>> start

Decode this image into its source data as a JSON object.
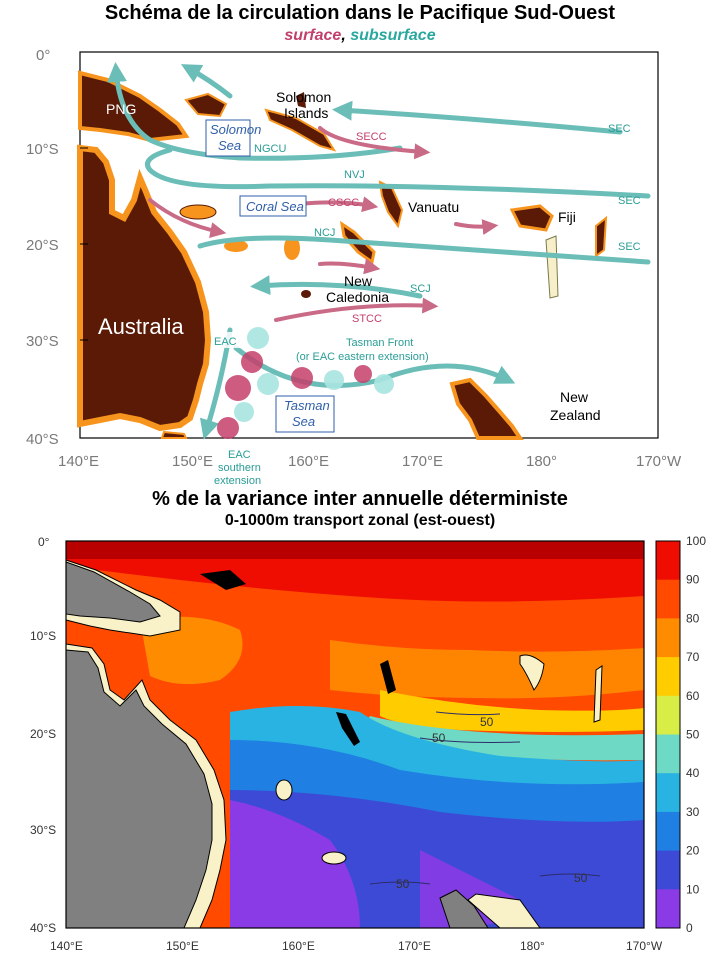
{
  "top_map": {
    "title": "Schéma de la circulation dans le Pacifique Sud-Ouest",
    "subtitle_surface": "surface",
    "subtitle_sep": ", ",
    "subtitle_subsurface": "subsurface",
    "y_ticks": [
      "0°",
      "10°S",
      "20°S",
      "30°S",
      "40°S"
    ],
    "x_ticks": [
      "140°E",
      "150°E",
      "160°E",
      "170°E",
      "180°",
      "170°W"
    ],
    "land_labels": {
      "png": "PNG",
      "solomon": [
        "Solomon",
        "Islands"
      ],
      "vanuatu": "Vanuatu",
      "fiji": "Fiji",
      "new_caledonia": [
        "New",
        "Caledonia"
      ],
      "australia": "Australia",
      "new_zealand": [
        "New",
        "Zealand"
      ]
    },
    "sea_labels": {
      "solomon_sea": [
        "Solomon",
        "Sea"
      ],
      "coral_sea": "Coral Sea",
      "tasman_sea": [
        "Tasman",
        "Sea"
      ]
    },
    "current_labels": {
      "ngcu": "NGCU",
      "sec_1": "SEC",
      "sec_2": "SEC",
      "sec_3": "SEC",
      "nvj": "NVJ",
      "ncj": "NCJ",
      "scj": "SCJ",
      "secc": "SECC",
      "cscc": "CSCC",
      "stcc": "STCC",
      "eac": "EAC",
      "tasman_front": [
        "Tasman Front",
        "(or EAC eastern extension)"
      ],
      "eac_south": [
        "EAC",
        "southern",
        "extension"
      ]
    },
    "colors": {
      "land": "#5a1a06",
      "shelf": "#f7941d",
      "surface": "#c2416b",
      "subsurface": "#2aa79f"
    }
  },
  "bottom_map": {
    "title": "% de la variance inter annuelle déterministe",
    "subtitle": "0-1000m transport zonal (est-ouest)",
    "y_ticks": [
      "0°",
      "10°S",
      "20°S",
      "30°S",
      "40°S"
    ],
    "x_ticks": [
      "140°E",
      "150°E",
      "160°E",
      "170°E",
      "180°",
      "170°W"
    ],
    "contour_labels": [
      "50",
      "50",
      "50",
      "50"
    ],
    "colorbar": {
      "ticks": [
        "100",
        "90",
        "80",
        "70",
        "60",
        "50",
        "40",
        "30",
        "20",
        "10",
        "0"
      ],
      "colors": [
        "#b80000",
        "#ee0d00",
        "#ff4a00",
        "#ff8c00",
        "#ffcc00",
        "#d8ee46",
        "#6ed9c4",
        "#29b3e2",
        "#1f7fe3",
        "#3d4ad6",
        "#8a3be6"
      ]
    }
  }
}
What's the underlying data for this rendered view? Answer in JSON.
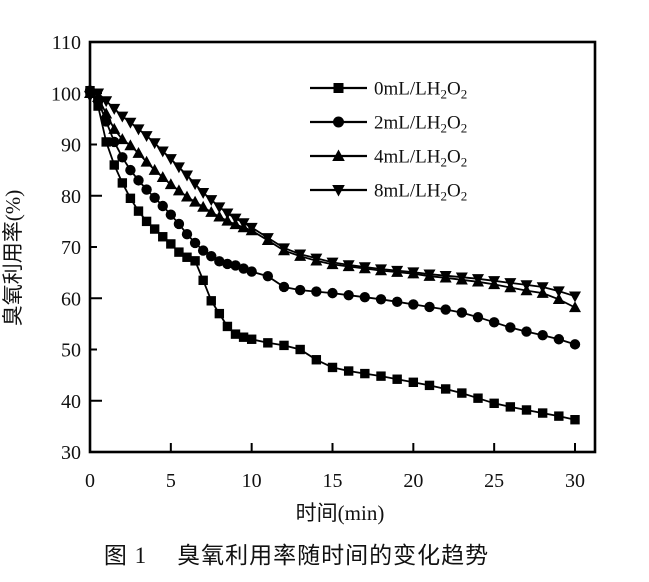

>> end

### EXERCISE DETAILS
Make a list of all lines in the data that contain "extension".

### FULL ANSWER
        "(or EAC eastern extension)"
        "extension"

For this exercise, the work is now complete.